PROBLEM STATEMENT:
In full and without alteration, repeat the material.

AVAILABLE DATA:
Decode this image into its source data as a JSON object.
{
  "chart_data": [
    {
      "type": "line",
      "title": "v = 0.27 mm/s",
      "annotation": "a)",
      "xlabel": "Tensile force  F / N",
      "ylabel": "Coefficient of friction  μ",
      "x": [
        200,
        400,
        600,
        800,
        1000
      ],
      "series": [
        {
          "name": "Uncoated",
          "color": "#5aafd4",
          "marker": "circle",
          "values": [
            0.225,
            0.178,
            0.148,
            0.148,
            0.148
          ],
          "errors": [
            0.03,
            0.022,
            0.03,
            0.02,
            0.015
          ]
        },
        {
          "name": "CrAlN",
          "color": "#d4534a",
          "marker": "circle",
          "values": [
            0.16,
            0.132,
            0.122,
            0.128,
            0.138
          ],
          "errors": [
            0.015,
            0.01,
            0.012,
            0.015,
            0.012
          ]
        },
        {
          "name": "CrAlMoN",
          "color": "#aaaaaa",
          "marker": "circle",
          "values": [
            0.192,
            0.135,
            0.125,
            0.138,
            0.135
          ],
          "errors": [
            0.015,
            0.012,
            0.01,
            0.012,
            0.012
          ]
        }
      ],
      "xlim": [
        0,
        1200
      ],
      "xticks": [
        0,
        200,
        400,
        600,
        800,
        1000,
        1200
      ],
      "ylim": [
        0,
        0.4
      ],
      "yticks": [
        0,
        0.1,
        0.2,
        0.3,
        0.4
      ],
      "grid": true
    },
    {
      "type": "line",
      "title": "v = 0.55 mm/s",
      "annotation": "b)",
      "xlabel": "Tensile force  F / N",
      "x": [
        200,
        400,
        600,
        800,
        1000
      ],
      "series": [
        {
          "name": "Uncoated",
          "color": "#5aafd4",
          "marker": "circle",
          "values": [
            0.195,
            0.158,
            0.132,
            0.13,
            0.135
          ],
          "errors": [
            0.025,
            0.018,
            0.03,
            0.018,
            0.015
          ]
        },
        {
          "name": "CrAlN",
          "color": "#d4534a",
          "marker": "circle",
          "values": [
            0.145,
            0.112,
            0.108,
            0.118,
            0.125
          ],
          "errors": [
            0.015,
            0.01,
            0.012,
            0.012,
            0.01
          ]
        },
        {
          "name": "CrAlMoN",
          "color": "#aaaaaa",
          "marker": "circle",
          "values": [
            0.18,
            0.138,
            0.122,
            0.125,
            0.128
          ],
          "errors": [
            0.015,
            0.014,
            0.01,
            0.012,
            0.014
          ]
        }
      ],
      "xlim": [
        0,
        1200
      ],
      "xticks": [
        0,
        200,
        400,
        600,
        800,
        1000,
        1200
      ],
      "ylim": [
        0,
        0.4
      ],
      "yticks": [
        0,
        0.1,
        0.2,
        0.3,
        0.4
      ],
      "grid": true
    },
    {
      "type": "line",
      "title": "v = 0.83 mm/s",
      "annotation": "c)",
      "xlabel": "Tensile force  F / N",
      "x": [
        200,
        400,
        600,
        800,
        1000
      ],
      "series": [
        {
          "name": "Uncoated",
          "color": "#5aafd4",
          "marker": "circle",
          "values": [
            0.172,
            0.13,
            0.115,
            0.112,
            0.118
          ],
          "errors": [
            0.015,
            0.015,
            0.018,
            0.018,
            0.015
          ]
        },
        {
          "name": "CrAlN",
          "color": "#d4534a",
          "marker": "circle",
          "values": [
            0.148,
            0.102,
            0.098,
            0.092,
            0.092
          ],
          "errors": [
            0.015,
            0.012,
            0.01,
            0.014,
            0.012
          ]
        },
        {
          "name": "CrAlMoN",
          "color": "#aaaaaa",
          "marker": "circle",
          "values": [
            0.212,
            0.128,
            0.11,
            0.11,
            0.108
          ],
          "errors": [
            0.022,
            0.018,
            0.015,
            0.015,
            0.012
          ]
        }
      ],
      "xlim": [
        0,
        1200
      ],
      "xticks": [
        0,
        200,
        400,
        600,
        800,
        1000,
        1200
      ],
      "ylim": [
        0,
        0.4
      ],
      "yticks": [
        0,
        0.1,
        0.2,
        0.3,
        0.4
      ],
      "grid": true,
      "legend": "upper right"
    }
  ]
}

THE OUTPUT:
Decode this image into its source data as a JSON object.
{
  "chart_data": [
    {
      "type": "line",
      "title": "v = 0.27 mm/s",
      "annotation": "a)",
      "xlabel": "Tensile force  F / N",
      "ylabel": "Coefficient of friction  μ",
      "x": [
        200,
        400,
        600,
        800,
        1000
      ],
      "series": [
        {
          "name": "Uncoated",
          "color": "#5aafd4",
          "marker": "circle",
          "values": [
            0.225,
            0.178,
            0.148,
            0.148,
            0.148
          ],
          "errors": [
            0.03,
            0.022,
            0.03,
            0.02,
            0.015
          ]
        },
        {
          "name": "CrAlN",
          "color": "#d4534a",
          "marker": "circle",
          "values": [
            0.16,
            0.132,
            0.122,
            0.128,
            0.138
          ],
          "errors": [
            0.015,
            0.01,
            0.012,
            0.015,
            0.012
          ]
        },
        {
          "name": "CrAlMoN",
          "color": "#aaaaaa",
          "marker": "circle",
          "values": [
            0.192,
            0.135,
            0.125,
            0.138,
            0.135
          ],
          "errors": [
            0.015,
            0.012,
            0.01,
            0.012,
            0.012
          ]
        }
      ],
      "xlim": [
        0,
        1200
      ],
      "xticks": [
        0,
        200,
        400,
        600,
        800,
        1000,
        1200
      ],
      "ylim": [
        0,
        0.4
      ],
      "yticks": [
        0,
        0.1,
        0.2,
        0.3,
        0.4
      ],
      "grid": true
    },
    {
      "type": "line",
      "title": "v = 0.55 mm/s",
      "annotation": "b)",
      "xlabel": "Tensile force  F / N",
      "x": [
        200,
        400,
        600,
        800,
        1000
      ],
      "series": [
        {
          "name": "Uncoated",
          "color": "#5aafd4",
          "marker": "circle",
          "values": [
            0.195,
            0.158,
            0.132,
            0.13,
            0.135
          ],
          "errors": [
            0.025,
            0.018,
            0.03,
            0.018,
            0.015
          ]
        },
        {
          "name": "CrAlN",
          "color": "#d4534a",
          "marker": "circle",
          "values": [
            0.145,
            0.112,
            0.108,
            0.118,
            0.125
          ],
          "errors": [
            0.015,
            0.01,
            0.012,
            0.012,
            0.01
          ]
        },
        {
          "name": "CrAlMoN",
          "color": "#aaaaaa",
          "marker": "circle",
          "values": [
            0.18,
            0.138,
            0.122,
            0.125,
            0.128
          ],
          "errors": [
            0.015,
            0.014,
            0.01,
            0.012,
            0.014
          ]
        }
      ],
      "xlim": [
        0,
        1200
      ],
      "xticks": [
        0,
        200,
        400,
        600,
        800,
        1000,
        1200
      ],
      "ylim": [
        0,
        0.4
      ],
      "yticks": [
        0,
        0.1,
        0.2,
        0.3,
        0.4
      ],
      "grid": true
    },
    {
      "type": "line",
      "title": "v = 0.83 mm/s",
      "annotation": "c)",
      "xlabel": "Tensile force  F / N",
      "x": [
        200,
        400,
        600,
        800,
        1000
      ],
      "series": [
        {
          "name": "Uncoated",
          "color": "#5aafd4",
          "marker": "circle",
          "values": [
            0.172,
            0.13,
            0.115,
            0.112,
            0.118
          ],
          "errors": [
            0.015,
            0.015,
            0.018,
            0.018,
            0.015
          ]
        },
        {
          "name": "CrAlN",
          "color": "#d4534a",
          "marker": "circle",
          "values": [
            0.148,
            0.102,
            0.098,
            0.092,
            0.092
          ],
          "errors": [
            0.015,
            0.012,
            0.01,
            0.014,
            0.012
          ]
        },
        {
          "name": "CrAlMoN",
          "color": "#aaaaaa",
          "marker": "circle",
          "values": [
            0.212,
            0.128,
            0.11,
            0.11,
            0.108
          ],
          "errors": [
            0.022,
            0.018,
            0.015,
            0.015,
            0.012
          ]
        }
      ],
      "xlim": [
        0,
        1200
      ],
      "xticks": [
        0,
        200,
        400,
        600,
        800,
        1000,
        1200
      ],
      "ylim": [
        0,
        0.4
      ],
      "yticks": [
        0,
        0.1,
        0.2,
        0.3,
        0.4
      ],
      "grid": true,
      "legend": "upper right"
    }
  ]
}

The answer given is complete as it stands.